[Region annotation records]
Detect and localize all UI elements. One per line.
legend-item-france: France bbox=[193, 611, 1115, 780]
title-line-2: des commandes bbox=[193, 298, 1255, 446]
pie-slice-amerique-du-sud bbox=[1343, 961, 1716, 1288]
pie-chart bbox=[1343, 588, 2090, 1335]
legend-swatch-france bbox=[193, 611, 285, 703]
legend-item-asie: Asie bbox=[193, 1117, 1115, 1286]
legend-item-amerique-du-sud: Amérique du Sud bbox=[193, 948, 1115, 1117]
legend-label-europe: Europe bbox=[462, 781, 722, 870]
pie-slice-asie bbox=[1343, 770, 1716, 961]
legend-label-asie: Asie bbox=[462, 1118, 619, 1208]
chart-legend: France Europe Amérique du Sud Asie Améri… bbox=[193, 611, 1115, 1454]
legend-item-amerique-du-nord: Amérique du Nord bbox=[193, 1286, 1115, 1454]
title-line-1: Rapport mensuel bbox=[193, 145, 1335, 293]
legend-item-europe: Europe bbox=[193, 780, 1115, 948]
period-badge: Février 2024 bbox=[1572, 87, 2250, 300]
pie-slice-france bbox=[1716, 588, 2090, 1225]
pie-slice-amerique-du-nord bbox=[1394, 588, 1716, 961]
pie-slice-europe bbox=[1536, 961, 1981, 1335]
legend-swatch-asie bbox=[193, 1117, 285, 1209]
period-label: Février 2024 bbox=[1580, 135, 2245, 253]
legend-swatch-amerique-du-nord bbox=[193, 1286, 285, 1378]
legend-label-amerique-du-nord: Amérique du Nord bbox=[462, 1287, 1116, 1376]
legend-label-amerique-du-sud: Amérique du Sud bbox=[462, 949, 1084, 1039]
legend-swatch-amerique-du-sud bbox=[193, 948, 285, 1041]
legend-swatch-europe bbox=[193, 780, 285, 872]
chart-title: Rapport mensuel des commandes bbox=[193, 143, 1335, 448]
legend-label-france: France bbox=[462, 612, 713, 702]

● **Your instructions**:
Rewrite the lines from the first one through the line with "pie-chart bbox=[1343, 588, 2090, 1335]", swapping "des commandes" for "des livraisons" and leaving everything else unchanged.

● **Output of the task**:
Detect and localize all UI elements. One per line.
legend-item-france: France bbox=[193, 611, 1115, 780]
title-line-2: des livraisons bbox=[193, 298, 1255, 446]
pie-slice-amerique-du-sud bbox=[1343, 961, 1716, 1288]
pie-chart bbox=[1343, 588, 2090, 1335]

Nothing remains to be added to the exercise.